== WHAT IS EXPECTED ==
Produce one exact copy of the records, no pictures.

*****

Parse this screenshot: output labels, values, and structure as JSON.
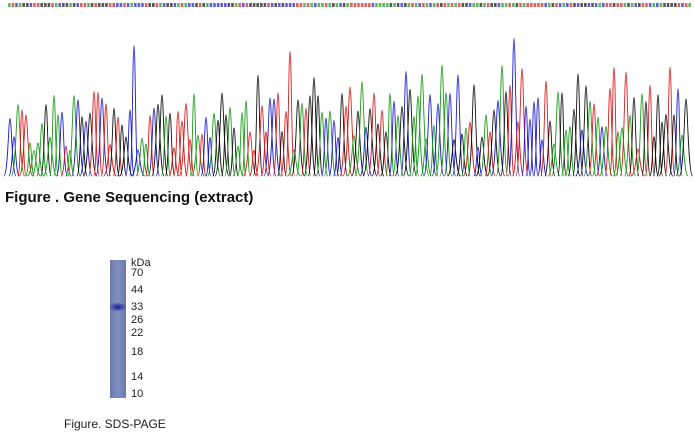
{
  "figures": [
    {
      "caption": "Figure . Gene Sequencing (extract)"
    },
    {
      "caption": "Figure. SDS-PAGE",
      "marker_unit": "kDa",
      "markers": [
        70,
        44,
        33,
        26,
        22,
        18,
        14,
        10
      ]
    }
  ]
}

*****

== RESULT ==
Parse this screenshot: output labels, values, and structure as JSON.
{
  "figures": [
    {
      "caption": "Figure . Gene Sequencing (extract)"
    },
    {
      "caption": "Figure. SDS-PAGE",
      "marker_unit": "kDa",
      "markers": [
        70,
        44,
        33,
        26,
        22,
        18,
        14,
        10
      ]
    }
  ]
}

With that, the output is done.